▶ **GIVEN EXERCISE**:
Rewrite the data from the line containing "- builder-toolbar: [0, 20, 702, 50]" down to the line containing "- favorites-menu-icon[interactable]: ▾: [551, 58, 555, 67]", changing "search-icon" to "magnifier-icon" and leaving everything else as it is.

★ ★ ★ ★

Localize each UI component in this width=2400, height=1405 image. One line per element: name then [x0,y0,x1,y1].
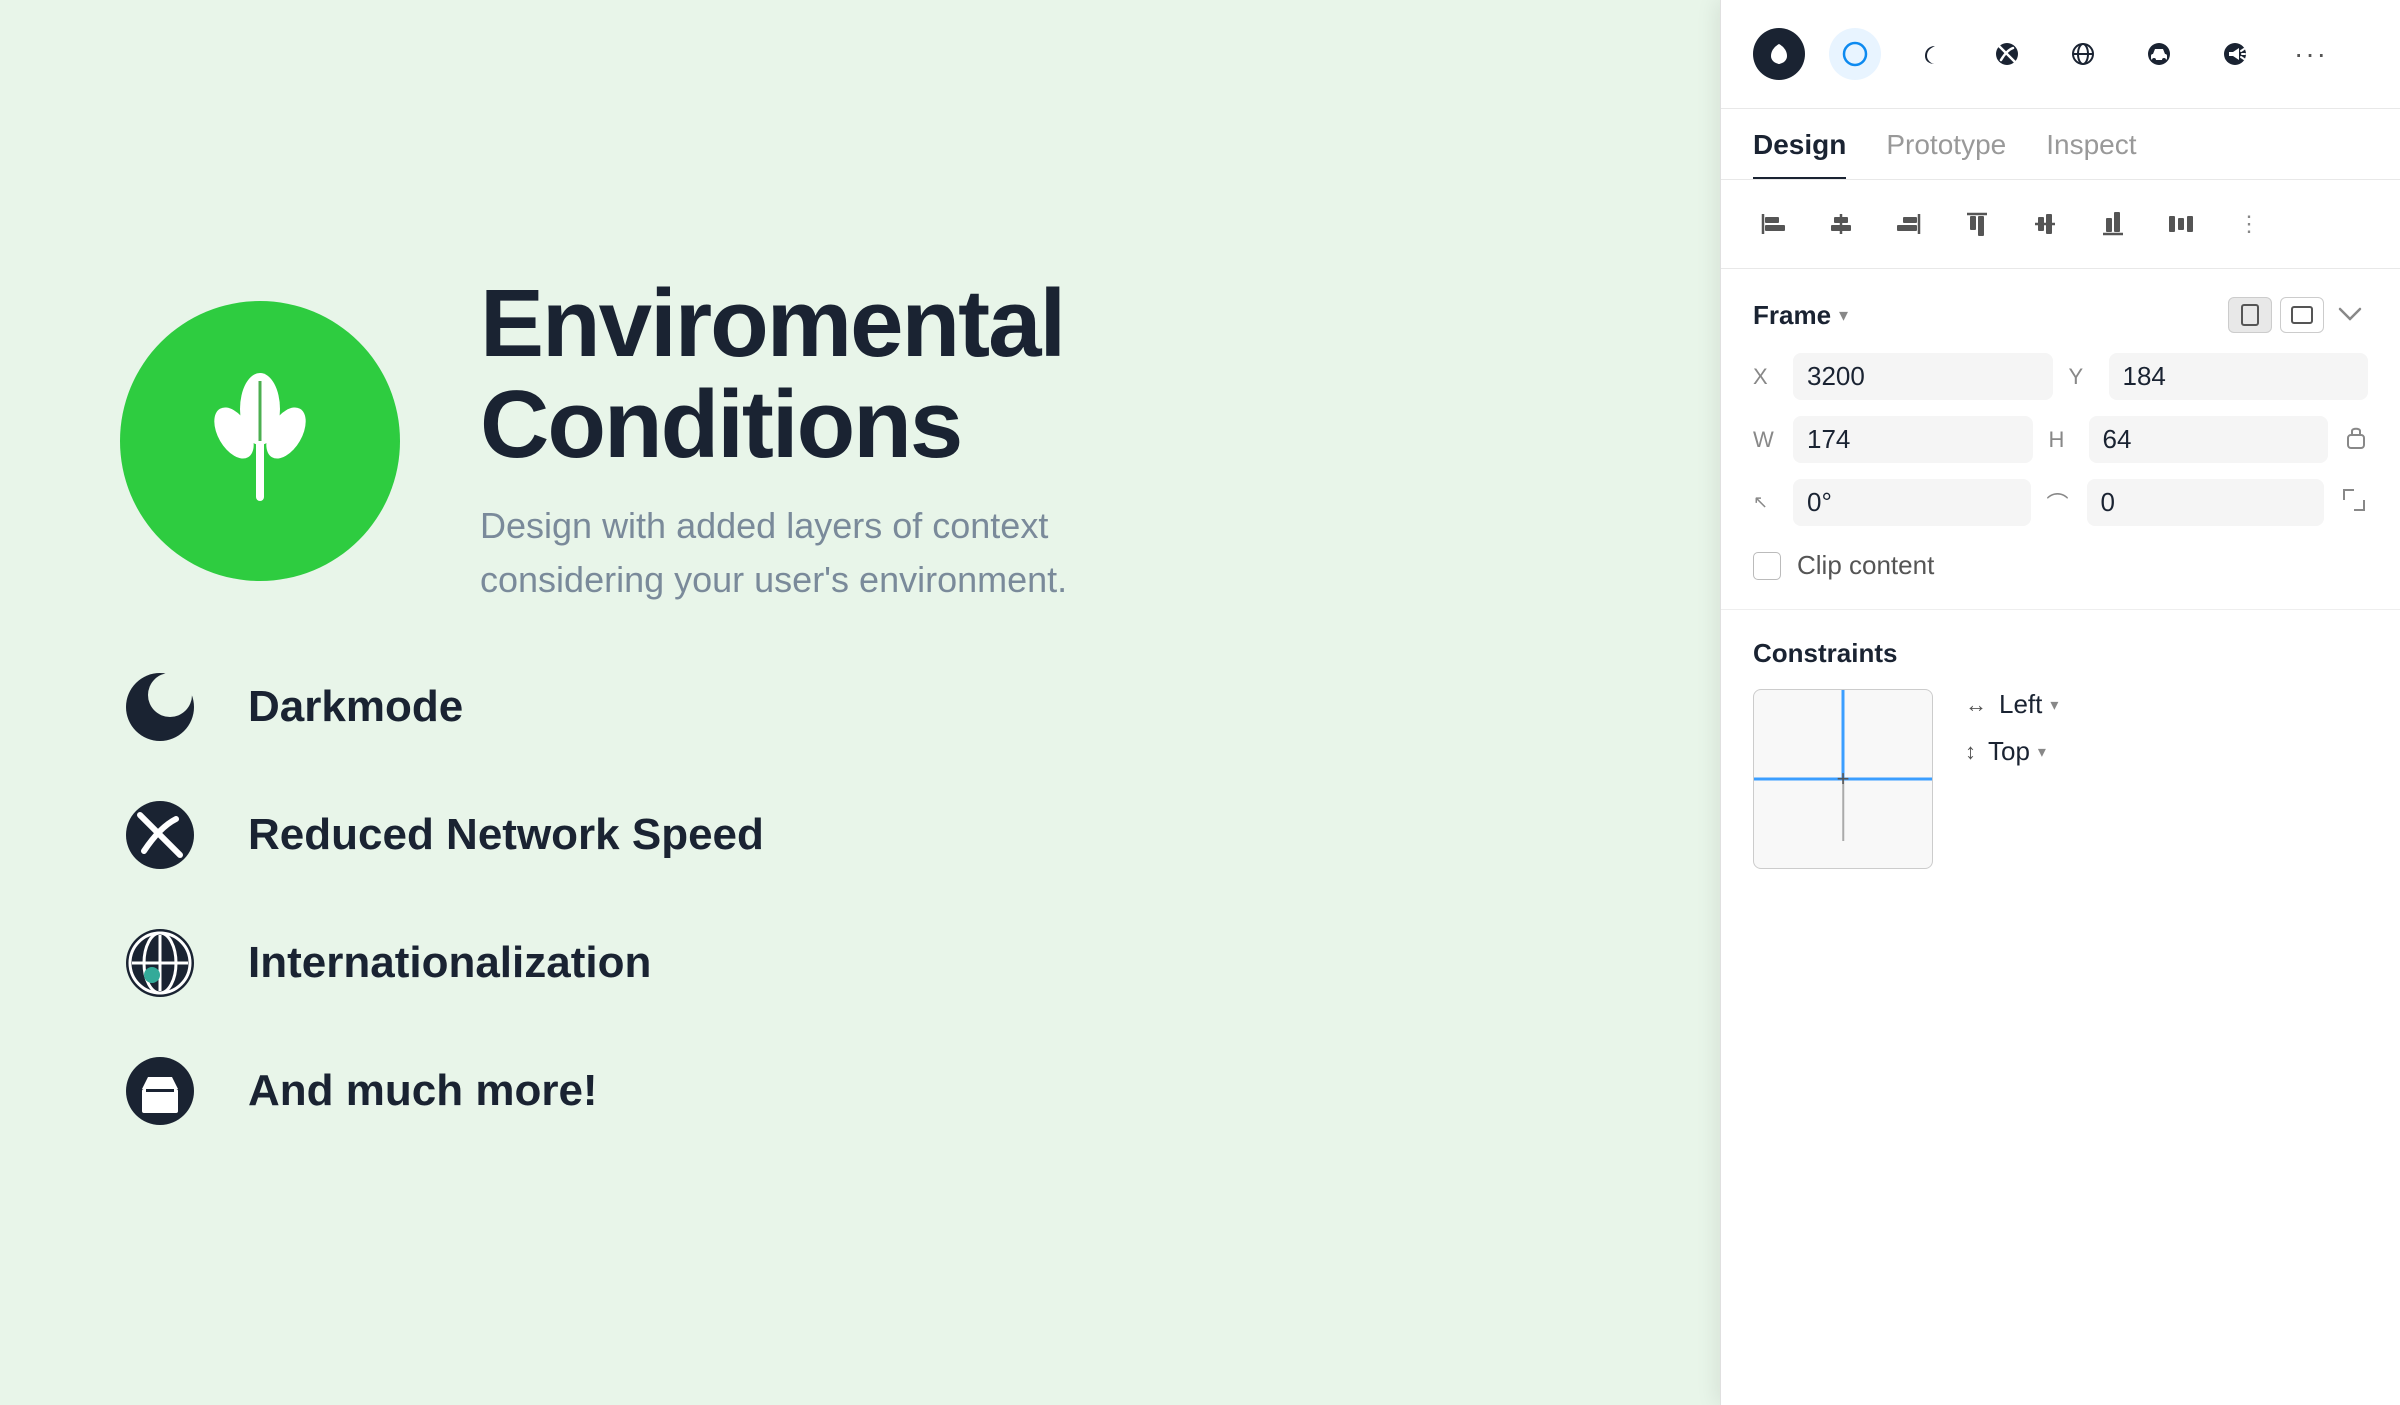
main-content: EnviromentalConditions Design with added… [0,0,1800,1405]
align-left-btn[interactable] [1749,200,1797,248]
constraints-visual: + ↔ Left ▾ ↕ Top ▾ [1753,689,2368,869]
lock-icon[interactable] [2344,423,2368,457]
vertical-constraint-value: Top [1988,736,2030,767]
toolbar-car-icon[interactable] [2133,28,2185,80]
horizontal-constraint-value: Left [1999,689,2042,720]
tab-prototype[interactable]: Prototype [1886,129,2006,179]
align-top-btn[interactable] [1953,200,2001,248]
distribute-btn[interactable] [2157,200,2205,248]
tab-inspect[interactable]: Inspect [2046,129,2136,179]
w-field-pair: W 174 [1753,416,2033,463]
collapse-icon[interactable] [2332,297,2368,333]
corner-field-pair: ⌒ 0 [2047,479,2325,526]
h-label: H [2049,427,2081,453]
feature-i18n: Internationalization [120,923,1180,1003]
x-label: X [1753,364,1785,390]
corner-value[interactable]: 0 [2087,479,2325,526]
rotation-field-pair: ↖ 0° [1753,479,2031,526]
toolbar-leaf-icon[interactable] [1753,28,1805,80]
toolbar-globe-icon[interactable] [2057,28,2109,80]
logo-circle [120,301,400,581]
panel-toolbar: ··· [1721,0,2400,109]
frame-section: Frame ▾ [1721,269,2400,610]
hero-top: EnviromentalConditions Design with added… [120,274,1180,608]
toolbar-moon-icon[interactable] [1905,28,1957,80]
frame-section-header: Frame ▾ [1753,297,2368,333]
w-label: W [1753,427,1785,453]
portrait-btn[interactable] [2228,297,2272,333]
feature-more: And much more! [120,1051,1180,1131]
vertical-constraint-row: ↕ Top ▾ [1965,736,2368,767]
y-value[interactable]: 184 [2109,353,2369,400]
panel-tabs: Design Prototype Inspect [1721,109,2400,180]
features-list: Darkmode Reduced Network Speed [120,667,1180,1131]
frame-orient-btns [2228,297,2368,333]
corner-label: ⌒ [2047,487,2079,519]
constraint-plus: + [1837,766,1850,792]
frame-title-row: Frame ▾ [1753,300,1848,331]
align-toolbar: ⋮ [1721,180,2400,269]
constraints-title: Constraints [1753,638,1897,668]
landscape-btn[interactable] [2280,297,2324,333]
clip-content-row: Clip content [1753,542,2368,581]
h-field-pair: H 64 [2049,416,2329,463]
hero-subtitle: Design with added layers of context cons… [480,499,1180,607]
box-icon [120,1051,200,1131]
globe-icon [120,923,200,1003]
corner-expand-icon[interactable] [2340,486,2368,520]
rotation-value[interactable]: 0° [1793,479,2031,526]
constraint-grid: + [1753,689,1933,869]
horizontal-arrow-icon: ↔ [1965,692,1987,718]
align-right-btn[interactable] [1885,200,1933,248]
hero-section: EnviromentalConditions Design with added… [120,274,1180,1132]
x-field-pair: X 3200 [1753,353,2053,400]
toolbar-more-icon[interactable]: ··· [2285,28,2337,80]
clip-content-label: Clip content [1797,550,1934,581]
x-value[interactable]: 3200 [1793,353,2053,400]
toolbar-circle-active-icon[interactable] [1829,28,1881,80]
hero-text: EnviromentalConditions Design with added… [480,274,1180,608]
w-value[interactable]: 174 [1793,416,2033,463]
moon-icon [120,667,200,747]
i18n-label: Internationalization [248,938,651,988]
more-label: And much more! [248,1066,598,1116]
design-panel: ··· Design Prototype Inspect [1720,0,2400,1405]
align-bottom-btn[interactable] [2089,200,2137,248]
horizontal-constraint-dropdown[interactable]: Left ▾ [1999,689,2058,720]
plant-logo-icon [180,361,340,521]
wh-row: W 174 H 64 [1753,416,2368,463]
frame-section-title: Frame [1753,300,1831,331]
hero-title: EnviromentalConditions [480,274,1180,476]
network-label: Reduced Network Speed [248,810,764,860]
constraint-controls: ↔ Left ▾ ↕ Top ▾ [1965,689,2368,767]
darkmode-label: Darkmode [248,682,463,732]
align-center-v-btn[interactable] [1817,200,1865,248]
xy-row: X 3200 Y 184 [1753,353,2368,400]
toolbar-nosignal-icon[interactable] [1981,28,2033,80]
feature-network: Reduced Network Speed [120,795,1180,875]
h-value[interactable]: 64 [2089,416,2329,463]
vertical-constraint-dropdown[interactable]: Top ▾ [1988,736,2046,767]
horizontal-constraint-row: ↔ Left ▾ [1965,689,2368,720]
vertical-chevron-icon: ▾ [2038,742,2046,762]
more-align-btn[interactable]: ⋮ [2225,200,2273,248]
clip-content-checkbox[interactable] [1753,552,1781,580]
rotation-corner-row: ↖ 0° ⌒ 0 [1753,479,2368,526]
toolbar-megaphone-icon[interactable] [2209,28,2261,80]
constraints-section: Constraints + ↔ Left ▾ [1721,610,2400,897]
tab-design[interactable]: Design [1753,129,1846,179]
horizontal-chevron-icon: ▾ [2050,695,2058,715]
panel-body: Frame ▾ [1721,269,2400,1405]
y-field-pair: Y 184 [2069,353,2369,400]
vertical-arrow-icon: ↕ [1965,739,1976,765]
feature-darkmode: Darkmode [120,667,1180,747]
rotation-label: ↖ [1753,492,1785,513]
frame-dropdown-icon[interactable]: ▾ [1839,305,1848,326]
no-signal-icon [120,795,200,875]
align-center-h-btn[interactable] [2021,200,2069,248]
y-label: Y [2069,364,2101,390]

★ ★ ★ ★

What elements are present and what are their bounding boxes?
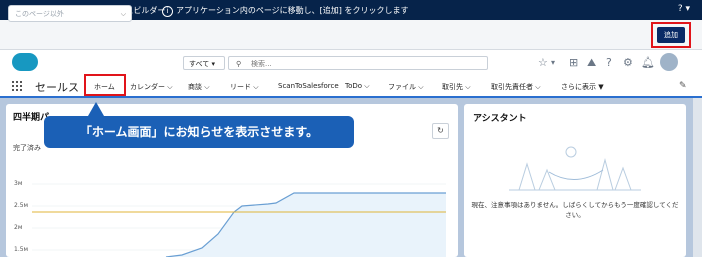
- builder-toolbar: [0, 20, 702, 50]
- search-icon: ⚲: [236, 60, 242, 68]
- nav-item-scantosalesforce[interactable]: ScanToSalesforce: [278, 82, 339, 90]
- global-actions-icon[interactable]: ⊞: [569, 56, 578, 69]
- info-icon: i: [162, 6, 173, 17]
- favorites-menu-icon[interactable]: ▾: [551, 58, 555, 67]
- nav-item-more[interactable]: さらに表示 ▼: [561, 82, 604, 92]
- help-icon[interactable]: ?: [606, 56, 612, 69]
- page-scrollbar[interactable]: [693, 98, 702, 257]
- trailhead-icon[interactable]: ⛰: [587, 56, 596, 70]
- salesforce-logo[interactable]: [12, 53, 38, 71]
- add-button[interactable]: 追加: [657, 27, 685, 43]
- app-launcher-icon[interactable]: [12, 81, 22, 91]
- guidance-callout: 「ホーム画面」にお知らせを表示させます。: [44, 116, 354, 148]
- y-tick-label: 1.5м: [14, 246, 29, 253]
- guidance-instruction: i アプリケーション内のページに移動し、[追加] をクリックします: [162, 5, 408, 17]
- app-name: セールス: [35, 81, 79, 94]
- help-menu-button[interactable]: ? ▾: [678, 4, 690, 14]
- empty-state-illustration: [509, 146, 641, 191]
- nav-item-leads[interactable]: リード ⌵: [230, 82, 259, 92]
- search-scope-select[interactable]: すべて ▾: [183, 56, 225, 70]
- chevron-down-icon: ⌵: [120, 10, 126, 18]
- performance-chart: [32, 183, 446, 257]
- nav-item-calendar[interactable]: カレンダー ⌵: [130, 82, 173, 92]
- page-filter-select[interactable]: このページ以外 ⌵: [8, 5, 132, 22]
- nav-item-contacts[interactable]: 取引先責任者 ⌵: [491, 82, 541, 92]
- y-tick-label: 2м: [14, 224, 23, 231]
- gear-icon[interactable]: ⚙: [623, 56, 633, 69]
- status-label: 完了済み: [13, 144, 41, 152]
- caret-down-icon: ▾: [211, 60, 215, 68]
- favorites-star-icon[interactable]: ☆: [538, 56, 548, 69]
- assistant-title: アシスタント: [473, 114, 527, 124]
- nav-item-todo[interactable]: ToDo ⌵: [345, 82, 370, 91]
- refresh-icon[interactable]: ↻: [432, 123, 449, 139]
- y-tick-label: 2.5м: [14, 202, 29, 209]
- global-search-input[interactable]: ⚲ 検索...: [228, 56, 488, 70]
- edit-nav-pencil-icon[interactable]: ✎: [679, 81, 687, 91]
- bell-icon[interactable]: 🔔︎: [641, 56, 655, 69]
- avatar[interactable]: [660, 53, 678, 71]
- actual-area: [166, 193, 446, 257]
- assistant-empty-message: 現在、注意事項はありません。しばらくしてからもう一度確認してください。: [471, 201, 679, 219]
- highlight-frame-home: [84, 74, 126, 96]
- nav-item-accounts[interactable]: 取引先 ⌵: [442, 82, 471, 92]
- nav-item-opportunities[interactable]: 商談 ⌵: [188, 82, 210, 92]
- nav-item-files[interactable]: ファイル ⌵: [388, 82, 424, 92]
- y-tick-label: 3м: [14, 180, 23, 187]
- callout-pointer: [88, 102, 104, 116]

★ ★ ★ ★

▶ **THE OUTPUT**:
- builder-toolbar: [0, 20, 702, 50]
- magnifier-icon: ⚲: [236, 60, 242, 68]
- nav-item-scantosalesforce[interactable]: ScanToSalesforce: [278, 82, 339, 90]
- global-actions-icon[interactable]: ⊞: [569, 56, 578, 69]
- info-icon: i: [162, 6, 173, 17]
- favorites-menu-icon[interactable]: ▾: [551, 58, 555, 67]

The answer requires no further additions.